Data entries =>

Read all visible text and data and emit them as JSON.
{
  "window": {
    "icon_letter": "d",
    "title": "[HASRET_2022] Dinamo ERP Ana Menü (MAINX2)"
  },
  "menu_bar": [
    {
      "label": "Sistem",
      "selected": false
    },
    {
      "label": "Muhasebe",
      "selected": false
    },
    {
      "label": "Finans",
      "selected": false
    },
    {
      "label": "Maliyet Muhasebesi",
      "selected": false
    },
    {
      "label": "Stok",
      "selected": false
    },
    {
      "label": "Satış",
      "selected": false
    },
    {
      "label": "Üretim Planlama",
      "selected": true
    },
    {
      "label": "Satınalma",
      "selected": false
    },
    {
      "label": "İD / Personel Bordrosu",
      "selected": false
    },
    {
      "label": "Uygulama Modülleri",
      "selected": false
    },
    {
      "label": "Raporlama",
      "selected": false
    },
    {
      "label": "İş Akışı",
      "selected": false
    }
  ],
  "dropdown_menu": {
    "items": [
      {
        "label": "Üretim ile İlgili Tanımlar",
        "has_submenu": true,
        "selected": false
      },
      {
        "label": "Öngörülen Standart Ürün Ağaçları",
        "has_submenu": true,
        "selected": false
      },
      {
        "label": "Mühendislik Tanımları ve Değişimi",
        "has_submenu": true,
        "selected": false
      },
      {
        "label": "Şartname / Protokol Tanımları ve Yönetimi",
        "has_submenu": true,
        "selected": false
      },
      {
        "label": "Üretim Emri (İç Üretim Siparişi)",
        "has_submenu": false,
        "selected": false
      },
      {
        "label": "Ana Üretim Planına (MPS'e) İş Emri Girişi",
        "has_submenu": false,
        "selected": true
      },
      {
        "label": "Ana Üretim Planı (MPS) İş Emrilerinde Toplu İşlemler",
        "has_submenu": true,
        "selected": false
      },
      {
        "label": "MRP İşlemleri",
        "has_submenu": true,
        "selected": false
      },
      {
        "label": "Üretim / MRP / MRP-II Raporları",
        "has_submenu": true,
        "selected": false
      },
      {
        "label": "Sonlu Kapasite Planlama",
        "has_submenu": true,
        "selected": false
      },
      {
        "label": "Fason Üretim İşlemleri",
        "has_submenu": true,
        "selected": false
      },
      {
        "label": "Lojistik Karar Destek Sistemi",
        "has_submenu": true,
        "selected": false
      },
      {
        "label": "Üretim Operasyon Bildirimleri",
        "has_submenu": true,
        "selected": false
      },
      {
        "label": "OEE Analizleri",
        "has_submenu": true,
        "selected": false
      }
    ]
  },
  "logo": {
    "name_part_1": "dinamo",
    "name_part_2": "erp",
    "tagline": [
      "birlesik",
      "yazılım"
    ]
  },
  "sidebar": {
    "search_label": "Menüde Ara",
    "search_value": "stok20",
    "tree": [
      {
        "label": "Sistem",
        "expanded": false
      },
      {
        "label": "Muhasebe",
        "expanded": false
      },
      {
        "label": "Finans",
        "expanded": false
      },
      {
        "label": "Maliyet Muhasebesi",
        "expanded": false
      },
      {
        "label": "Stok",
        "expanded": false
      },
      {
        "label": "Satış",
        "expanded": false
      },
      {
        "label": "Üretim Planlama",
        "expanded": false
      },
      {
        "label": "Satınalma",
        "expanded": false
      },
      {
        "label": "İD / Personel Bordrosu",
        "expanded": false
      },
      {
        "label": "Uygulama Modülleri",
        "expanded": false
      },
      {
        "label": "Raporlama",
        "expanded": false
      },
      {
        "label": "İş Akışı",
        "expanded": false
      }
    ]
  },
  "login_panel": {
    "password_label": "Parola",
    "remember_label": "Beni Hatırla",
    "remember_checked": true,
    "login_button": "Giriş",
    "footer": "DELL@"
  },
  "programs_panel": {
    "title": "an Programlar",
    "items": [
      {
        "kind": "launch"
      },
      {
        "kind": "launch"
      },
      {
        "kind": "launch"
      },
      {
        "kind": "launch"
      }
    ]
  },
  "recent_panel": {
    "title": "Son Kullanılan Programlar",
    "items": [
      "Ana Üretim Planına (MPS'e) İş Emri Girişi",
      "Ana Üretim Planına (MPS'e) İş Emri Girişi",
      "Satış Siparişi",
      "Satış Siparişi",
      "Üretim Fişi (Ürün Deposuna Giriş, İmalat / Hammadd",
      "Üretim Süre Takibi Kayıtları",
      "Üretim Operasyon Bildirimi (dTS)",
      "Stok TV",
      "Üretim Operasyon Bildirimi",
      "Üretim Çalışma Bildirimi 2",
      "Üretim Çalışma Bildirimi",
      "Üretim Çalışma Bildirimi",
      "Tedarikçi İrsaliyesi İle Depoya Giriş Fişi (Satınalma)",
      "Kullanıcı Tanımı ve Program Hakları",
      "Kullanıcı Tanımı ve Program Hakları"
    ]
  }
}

AIM => Extract every line above that contains the word "İşlemleri".

OUTPUT =>
        "label": "MRP İşlemleri",
        "label": "Fason Üretim İşlemleri",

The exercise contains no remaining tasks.